**Task:** Copy every line of the listing that holds the string "JSON".

**Exercise data:**
━━━

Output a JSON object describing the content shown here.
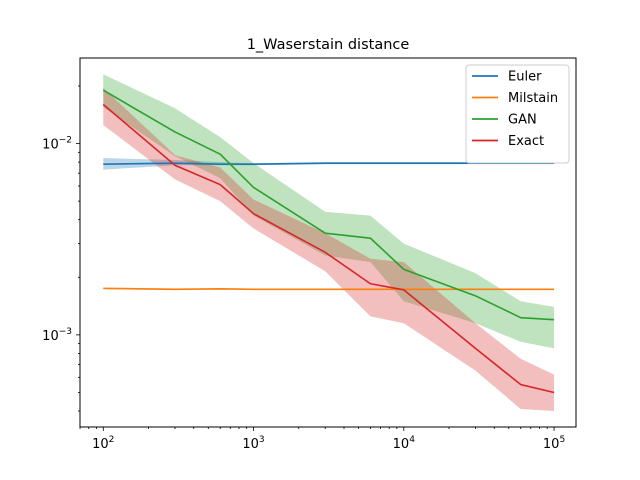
{
  "chart_data": {
    "type": "line",
    "title": "1_Waserstain distance",
    "xlabel": "",
    "ylabel": "",
    "xscale": "log",
    "yscale": "log",
    "xlim": [
      70,
      140000
    ],
    "ylim": [
      0.00033,
      0.028
    ],
    "xticks": [
      {
        "value": 100,
        "base": "10",
        "exp": "2"
      },
      {
        "value": 1000,
        "base": "10",
        "exp": "3"
      },
      {
        "value": 10000,
        "base": "10",
        "exp": "4"
      },
      {
        "value": 100000,
        "base": "10",
        "exp": "5"
      }
    ],
    "yticks": [
      {
        "value": 0.001,
        "base": "10",
        "exp": "−3"
      },
      {
        "value": 0.01,
        "base": "10",
        "exp": "−2"
      }
    ],
    "grid": false,
    "legend_position": "top-right",
    "x": [
      100,
      300,
      600,
      1000,
      3000,
      6000,
      10000,
      30000,
      60000,
      100000
    ],
    "series": [
      {
        "name": "Euler",
        "color": "#1f77b4",
        "values": [
          0.0078,
          0.0079,
          0.0078,
          0.0078,
          0.0079,
          0.0079,
          0.0079,
          0.0079,
          0.0079,
          0.0079
        ],
        "lower": [
          0.0073,
          0.0077,
          0.0077,
          0.0077,
          0.0078,
          0.0078,
          0.0078,
          0.0078,
          0.0078,
          0.0078
        ],
        "upper": [
          0.0084,
          0.0082,
          0.008,
          0.0079,
          0.008,
          0.008,
          0.008,
          0.008,
          0.008,
          0.008
        ]
      },
      {
        "name": "Milstain",
        "color": "#ff7f0e",
        "values": [
          0.00175,
          0.00173,
          0.00174,
          0.00173,
          0.00173,
          0.00173,
          0.00173,
          0.00173,
          0.00173,
          0.00173
        ],
        "lower": [
          0.00173,
          0.00172,
          0.00172,
          0.00172,
          0.00172,
          0.00172,
          0.00172,
          0.00172,
          0.00172,
          0.00172
        ],
        "upper": [
          0.00177,
          0.00175,
          0.00175,
          0.00174,
          0.00174,
          0.00174,
          0.00174,
          0.00174,
          0.00174,
          0.00174
        ]
      },
      {
        "name": "GAN",
        "color": "#2ca02c",
        "values": [
          0.019,
          0.0115,
          0.0088,
          0.0059,
          0.0034,
          0.0032,
          0.0022,
          0.0016,
          0.00123,
          0.0012
        ],
        "lower": [
          0.0155,
          0.0086,
          0.0066,
          0.0042,
          0.0026,
          0.0024,
          0.0015,
          0.00115,
          0.00092,
          0.00085
        ],
        "upper": [
          0.023,
          0.0153,
          0.0108,
          0.0079,
          0.0044,
          0.0042,
          0.003,
          0.0021,
          0.0015,
          0.0014
        ]
      },
      {
        "name": "Exact",
        "color": "#d62728",
        "values": [
          0.016,
          0.0077,
          0.0061,
          0.0043,
          0.0027,
          0.00185,
          0.00172,
          0.00085,
          0.00055,
          0.0005
        ],
        "lower": [
          0.0125,
          0.0065,
          0.005,
          0.0036,
          0.00215,
          0.00125,
          0.00115,
          0.00065,
          0.00041,
          0.0004
        ],
        "upper": [
          0.0195,
          0.0087,
          0.0075,
          0.0051,
          0.0034,
          0.0025,
          0.0024,
          0.00115,
          0.00075,
          0.00062
        ]
      }
    ]
  }
}
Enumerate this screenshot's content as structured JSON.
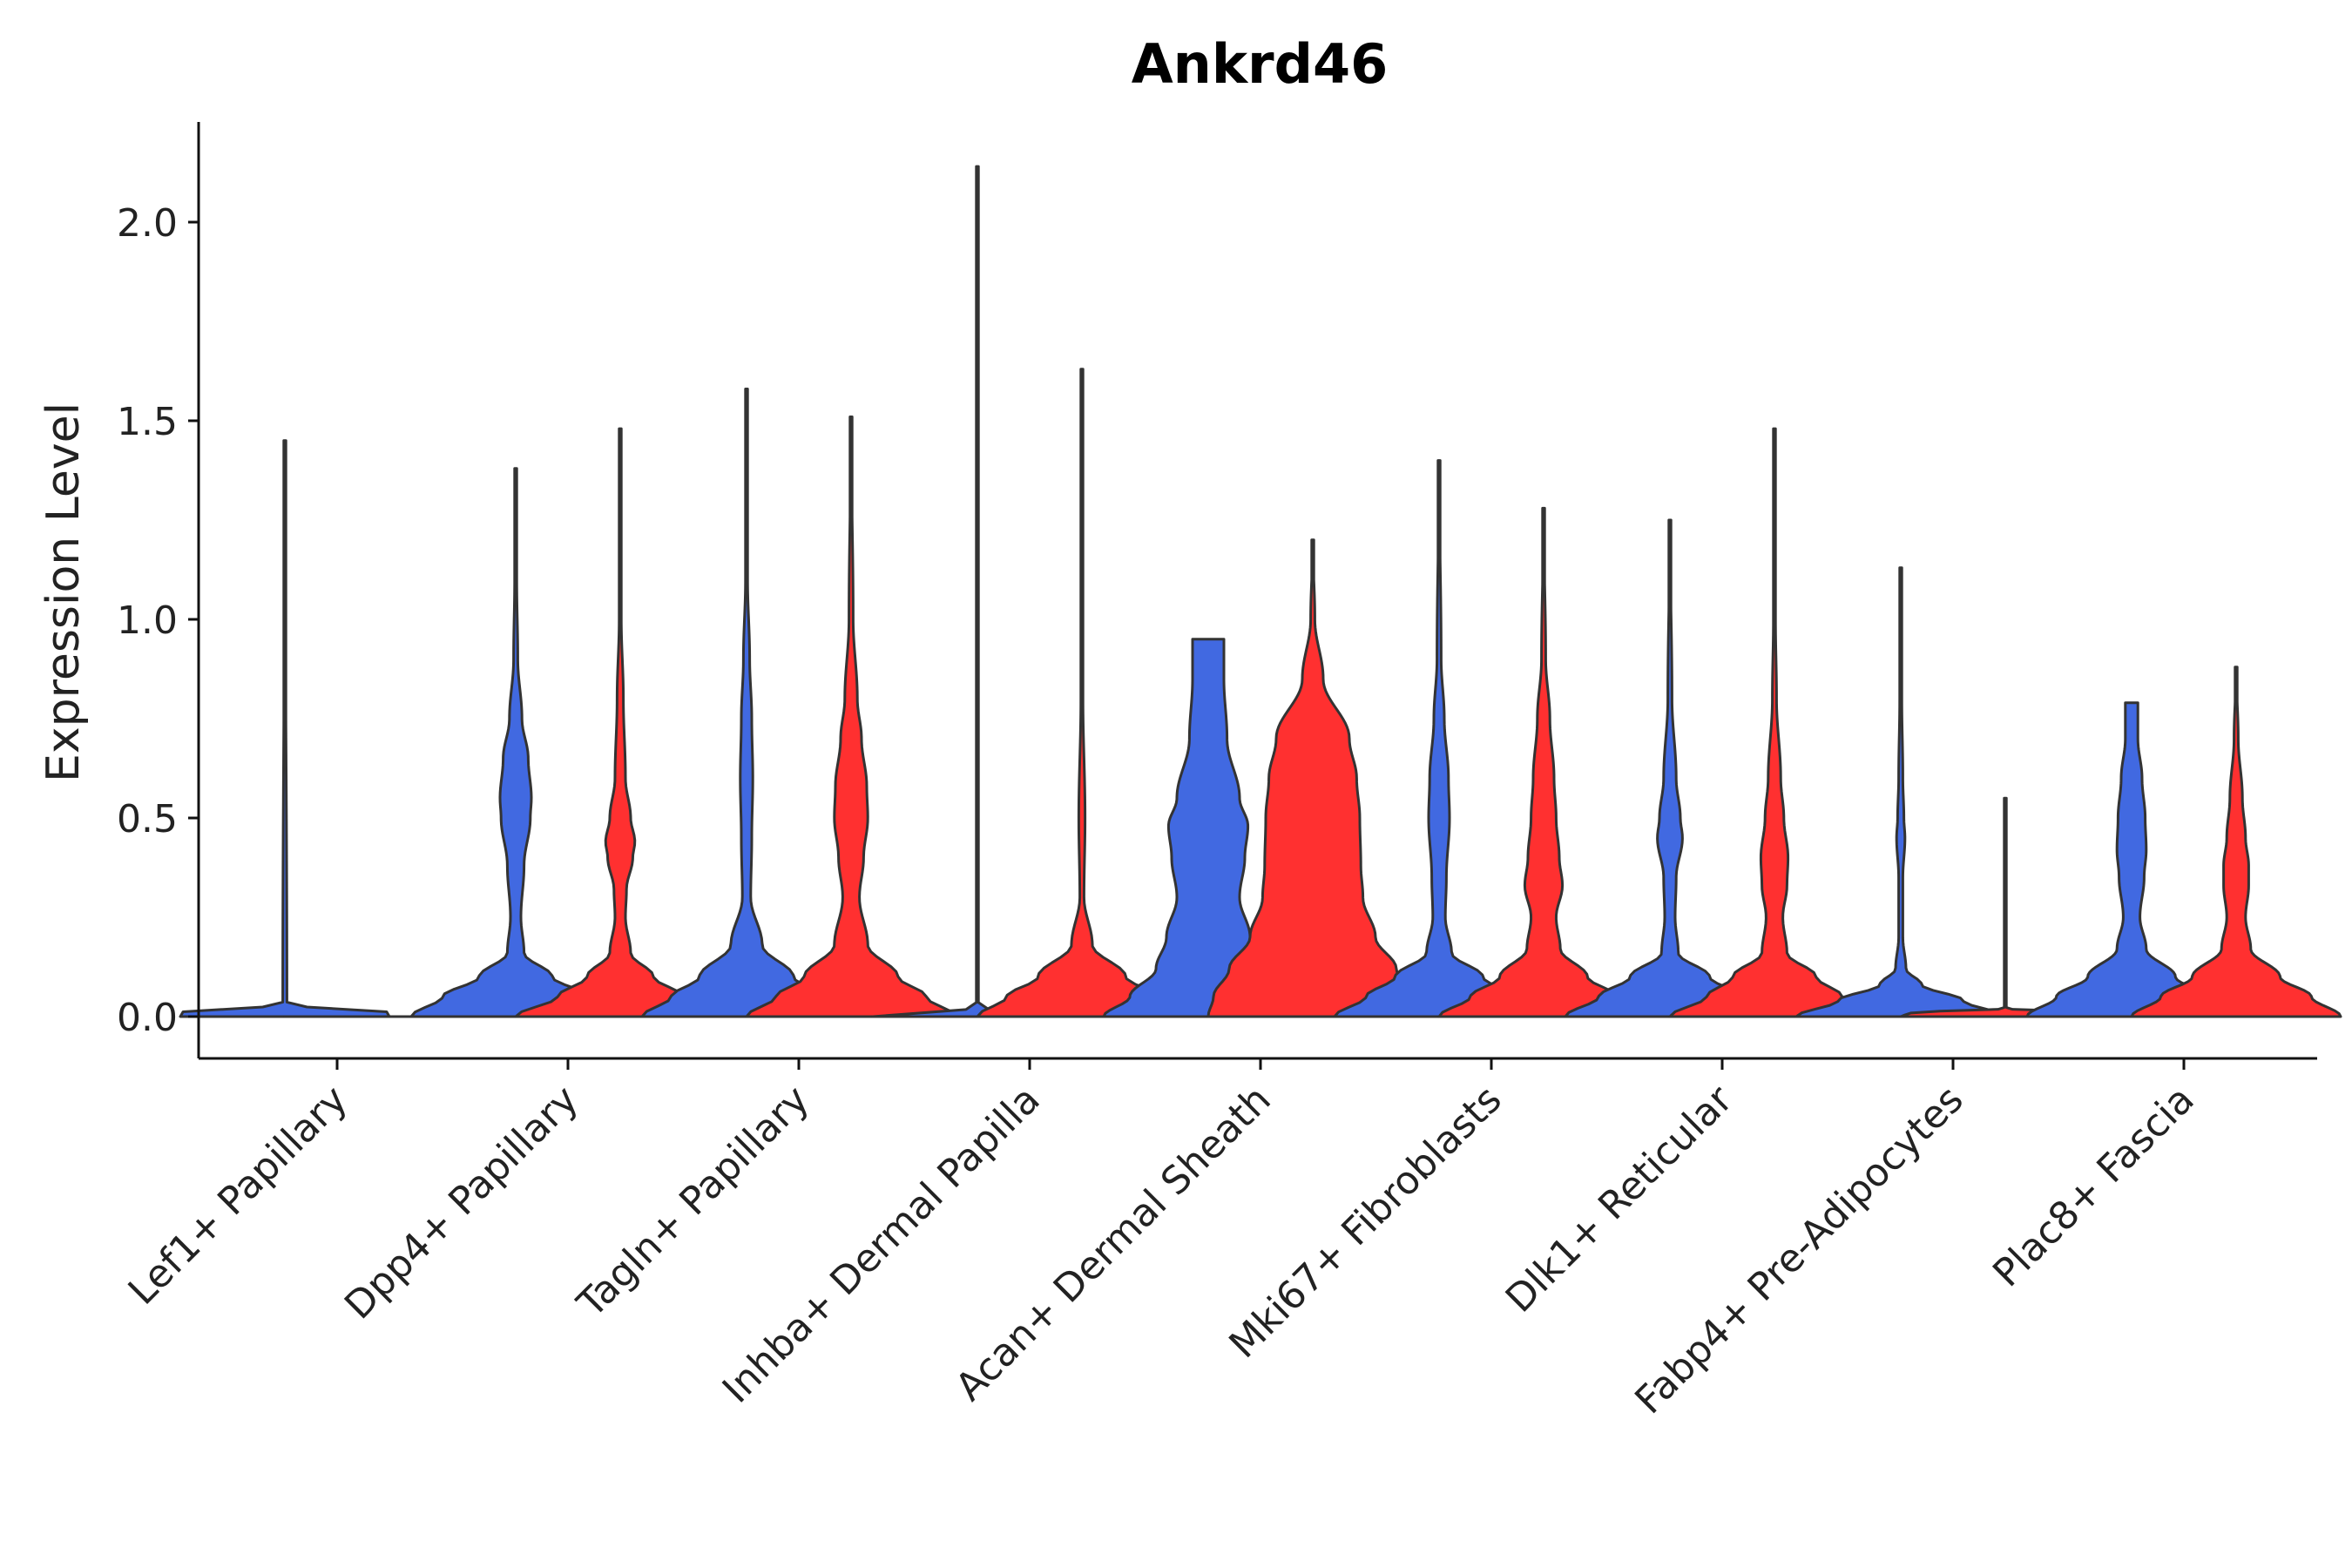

━━━

**Exercise output:**
Output a JSON object describing the content shown here.
Enumerate this screenshot's content as structured JSON.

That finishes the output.